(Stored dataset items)
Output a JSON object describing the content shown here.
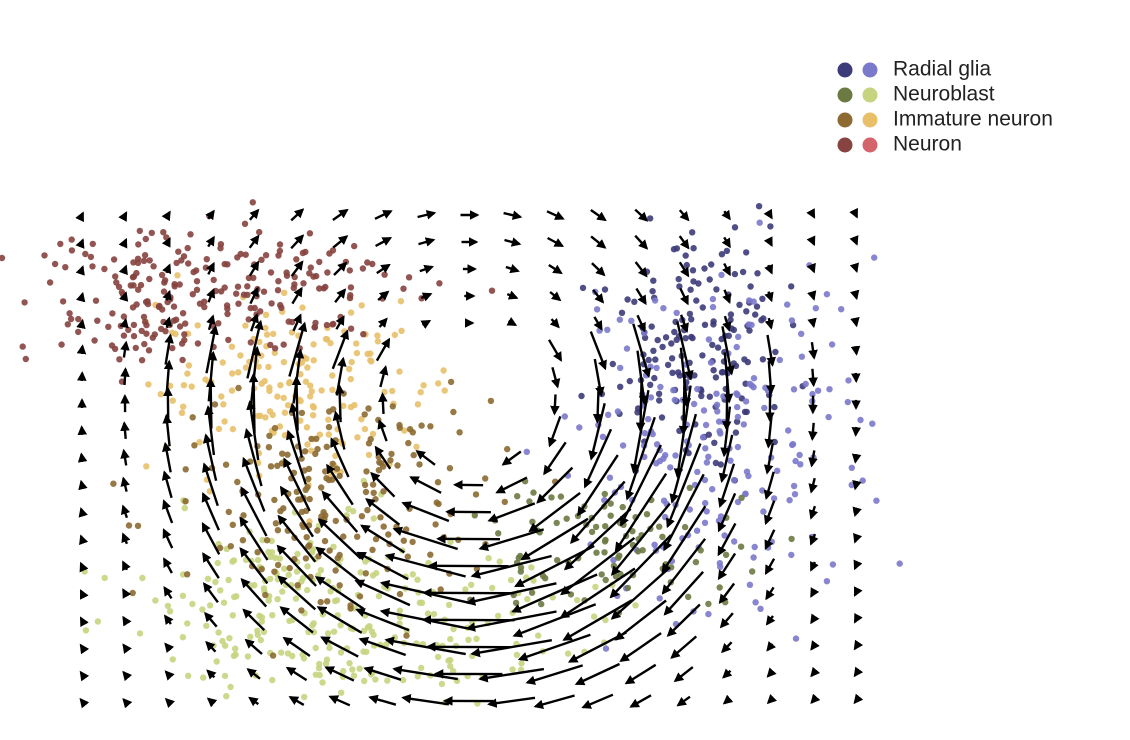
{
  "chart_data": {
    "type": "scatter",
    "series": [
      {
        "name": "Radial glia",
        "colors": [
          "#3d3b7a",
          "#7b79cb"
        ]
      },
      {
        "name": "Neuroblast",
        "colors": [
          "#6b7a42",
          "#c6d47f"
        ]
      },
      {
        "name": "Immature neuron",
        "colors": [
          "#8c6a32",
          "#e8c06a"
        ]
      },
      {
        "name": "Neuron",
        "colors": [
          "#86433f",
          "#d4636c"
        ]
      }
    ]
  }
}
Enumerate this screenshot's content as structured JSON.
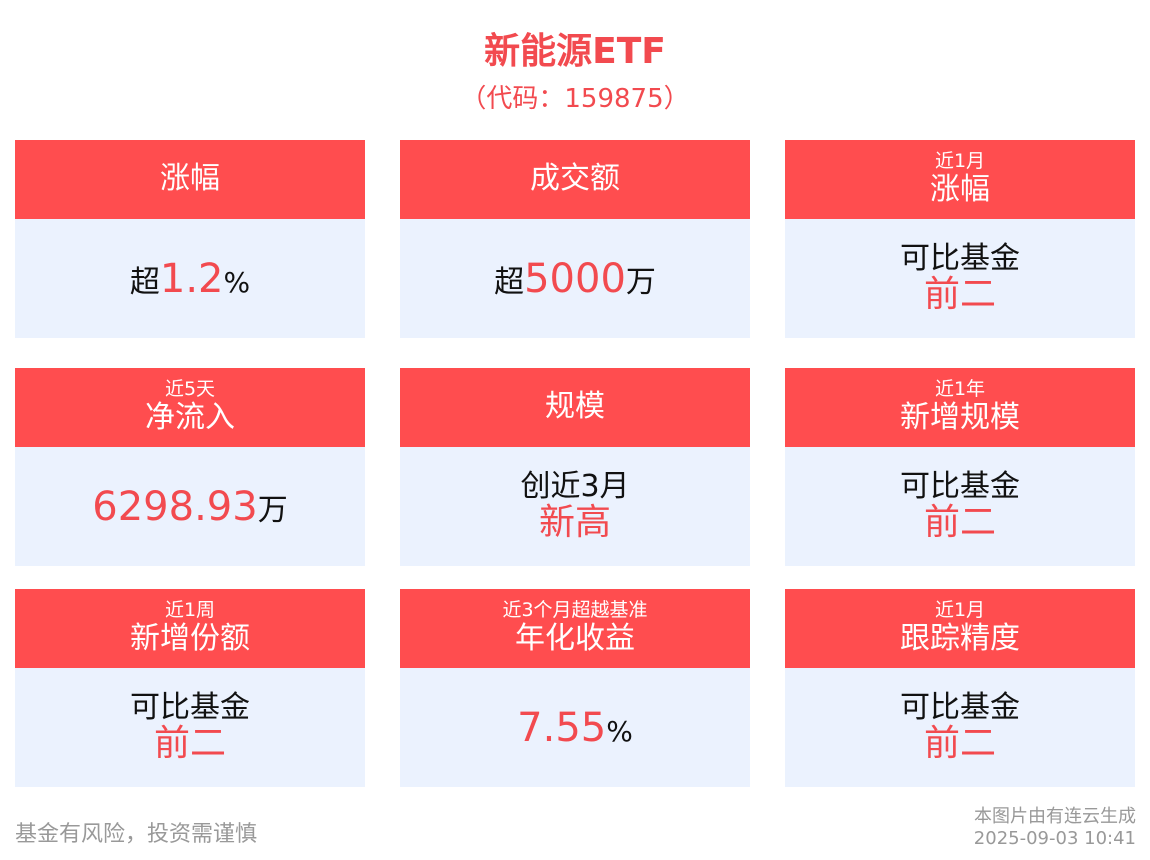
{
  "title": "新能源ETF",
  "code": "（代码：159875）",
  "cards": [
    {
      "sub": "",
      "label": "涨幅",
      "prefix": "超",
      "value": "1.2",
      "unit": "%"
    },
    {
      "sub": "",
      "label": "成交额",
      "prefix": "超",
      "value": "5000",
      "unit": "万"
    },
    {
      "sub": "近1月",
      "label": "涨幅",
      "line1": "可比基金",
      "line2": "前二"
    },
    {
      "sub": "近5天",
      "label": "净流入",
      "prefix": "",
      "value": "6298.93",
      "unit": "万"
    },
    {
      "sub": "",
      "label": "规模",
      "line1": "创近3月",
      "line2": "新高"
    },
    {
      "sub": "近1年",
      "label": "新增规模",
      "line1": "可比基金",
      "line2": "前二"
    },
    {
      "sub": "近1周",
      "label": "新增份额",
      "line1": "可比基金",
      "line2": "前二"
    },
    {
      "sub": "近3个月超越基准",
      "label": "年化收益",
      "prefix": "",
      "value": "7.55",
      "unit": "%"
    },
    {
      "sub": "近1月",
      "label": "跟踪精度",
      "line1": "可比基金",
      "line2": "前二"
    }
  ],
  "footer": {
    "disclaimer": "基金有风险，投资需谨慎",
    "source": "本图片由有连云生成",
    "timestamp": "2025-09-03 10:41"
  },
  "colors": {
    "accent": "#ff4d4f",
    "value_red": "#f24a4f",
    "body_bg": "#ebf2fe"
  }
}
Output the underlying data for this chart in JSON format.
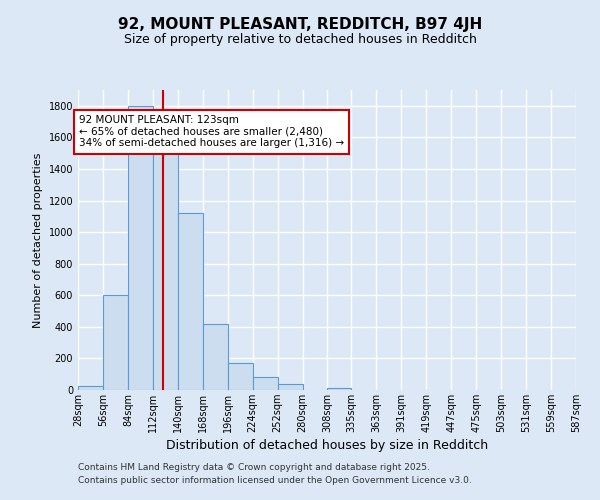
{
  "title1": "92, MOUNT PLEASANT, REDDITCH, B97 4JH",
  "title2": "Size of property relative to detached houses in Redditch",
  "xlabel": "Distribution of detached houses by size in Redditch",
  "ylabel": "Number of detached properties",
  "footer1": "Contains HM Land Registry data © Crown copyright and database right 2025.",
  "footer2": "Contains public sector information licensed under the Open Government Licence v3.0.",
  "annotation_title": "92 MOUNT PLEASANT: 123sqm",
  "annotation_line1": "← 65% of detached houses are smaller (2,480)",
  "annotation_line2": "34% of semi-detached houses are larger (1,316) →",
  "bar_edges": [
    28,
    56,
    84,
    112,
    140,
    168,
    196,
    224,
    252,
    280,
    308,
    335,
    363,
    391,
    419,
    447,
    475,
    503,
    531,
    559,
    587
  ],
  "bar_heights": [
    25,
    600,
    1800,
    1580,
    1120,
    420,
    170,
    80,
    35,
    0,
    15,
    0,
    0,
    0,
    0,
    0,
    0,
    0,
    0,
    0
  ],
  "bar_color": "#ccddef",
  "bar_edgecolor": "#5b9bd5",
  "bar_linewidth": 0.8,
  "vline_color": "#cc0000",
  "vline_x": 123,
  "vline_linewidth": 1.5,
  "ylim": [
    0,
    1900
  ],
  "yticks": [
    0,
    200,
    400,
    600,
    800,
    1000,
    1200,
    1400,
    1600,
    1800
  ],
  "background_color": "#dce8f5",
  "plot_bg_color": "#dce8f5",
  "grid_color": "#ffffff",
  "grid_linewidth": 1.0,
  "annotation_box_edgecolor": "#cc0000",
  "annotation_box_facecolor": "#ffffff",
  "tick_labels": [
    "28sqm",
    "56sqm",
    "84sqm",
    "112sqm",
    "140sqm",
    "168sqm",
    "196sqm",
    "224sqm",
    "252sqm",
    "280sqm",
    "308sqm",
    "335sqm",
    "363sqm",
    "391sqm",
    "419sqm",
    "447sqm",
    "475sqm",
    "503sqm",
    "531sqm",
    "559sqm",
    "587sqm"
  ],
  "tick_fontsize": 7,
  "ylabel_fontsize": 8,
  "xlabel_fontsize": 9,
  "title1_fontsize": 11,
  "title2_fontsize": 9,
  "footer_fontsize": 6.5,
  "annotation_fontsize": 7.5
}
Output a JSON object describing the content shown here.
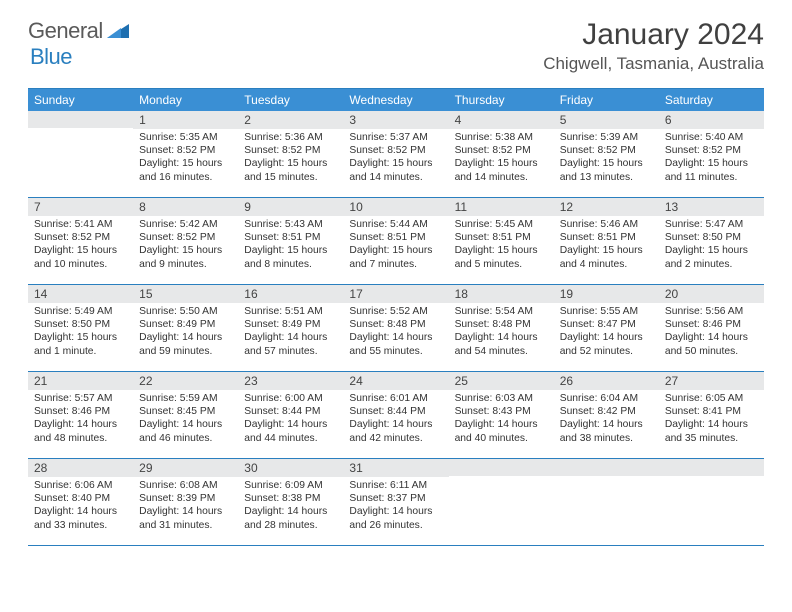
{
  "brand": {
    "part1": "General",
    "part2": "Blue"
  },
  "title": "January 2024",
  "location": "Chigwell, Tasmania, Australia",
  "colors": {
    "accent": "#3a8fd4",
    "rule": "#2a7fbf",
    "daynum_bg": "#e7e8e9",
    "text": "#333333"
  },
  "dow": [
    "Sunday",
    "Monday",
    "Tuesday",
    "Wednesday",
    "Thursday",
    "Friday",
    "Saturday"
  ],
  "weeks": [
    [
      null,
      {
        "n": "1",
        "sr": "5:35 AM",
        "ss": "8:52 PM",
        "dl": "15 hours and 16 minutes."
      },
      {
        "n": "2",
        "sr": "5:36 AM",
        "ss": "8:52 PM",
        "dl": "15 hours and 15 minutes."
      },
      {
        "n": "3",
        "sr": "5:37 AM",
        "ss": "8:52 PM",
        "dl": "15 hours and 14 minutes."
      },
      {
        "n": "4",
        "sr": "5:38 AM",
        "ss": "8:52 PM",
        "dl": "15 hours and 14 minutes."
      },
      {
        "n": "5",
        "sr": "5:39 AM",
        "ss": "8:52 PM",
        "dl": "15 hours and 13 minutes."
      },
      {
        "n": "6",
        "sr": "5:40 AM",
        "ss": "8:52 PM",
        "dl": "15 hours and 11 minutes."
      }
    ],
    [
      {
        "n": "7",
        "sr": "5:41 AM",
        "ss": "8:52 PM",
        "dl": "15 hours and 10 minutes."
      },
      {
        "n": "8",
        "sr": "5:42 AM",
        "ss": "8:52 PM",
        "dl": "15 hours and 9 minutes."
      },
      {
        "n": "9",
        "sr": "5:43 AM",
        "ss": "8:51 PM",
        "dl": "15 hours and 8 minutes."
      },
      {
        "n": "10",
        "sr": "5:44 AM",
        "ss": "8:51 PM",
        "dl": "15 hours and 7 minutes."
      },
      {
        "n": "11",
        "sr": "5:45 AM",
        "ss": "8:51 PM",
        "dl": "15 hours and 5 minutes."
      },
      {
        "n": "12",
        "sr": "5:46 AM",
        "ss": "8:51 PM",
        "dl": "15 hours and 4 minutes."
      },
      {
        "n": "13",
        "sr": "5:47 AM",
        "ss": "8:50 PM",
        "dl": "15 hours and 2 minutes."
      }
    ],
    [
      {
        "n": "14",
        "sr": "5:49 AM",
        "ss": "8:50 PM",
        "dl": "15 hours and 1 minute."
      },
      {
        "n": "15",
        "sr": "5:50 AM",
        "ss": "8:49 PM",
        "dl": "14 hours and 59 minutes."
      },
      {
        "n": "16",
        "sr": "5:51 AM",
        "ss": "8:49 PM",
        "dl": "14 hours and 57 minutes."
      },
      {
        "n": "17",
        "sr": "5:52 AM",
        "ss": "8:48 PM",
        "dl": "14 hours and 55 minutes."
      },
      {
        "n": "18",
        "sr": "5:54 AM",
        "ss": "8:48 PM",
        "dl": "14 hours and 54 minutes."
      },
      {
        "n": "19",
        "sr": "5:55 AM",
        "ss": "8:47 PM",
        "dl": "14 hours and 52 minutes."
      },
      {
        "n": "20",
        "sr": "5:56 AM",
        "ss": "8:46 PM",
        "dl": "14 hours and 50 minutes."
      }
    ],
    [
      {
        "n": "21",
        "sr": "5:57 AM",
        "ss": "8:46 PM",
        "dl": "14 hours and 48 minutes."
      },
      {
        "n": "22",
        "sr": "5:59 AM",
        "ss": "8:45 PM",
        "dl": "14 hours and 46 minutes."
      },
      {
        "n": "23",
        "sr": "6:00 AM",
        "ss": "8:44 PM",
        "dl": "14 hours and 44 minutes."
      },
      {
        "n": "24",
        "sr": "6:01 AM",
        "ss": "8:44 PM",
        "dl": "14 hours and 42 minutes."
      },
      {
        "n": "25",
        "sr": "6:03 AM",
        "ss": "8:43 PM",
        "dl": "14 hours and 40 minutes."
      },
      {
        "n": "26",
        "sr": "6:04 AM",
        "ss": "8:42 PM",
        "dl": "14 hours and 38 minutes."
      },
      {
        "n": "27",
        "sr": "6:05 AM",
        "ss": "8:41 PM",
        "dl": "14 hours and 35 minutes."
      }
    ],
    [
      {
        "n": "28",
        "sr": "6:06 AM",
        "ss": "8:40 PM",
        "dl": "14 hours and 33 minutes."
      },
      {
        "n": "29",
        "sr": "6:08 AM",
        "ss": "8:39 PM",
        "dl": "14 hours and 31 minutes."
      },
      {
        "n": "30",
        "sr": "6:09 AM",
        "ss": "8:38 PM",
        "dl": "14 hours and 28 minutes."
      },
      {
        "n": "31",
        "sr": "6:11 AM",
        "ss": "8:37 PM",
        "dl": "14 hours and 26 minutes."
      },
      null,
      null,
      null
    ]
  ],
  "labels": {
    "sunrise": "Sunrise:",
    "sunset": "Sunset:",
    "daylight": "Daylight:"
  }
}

EXERCISE PROMPT: Using the entries above, return each line in which the word "Contains" occurs.

SOLVED PROBLEM:
  "footer1": "Contains HM Land Registry data © Crown copyright and database right 2025.",
  "footer2": "Contains public sector information licensed under the Open Government Licence v3.0.",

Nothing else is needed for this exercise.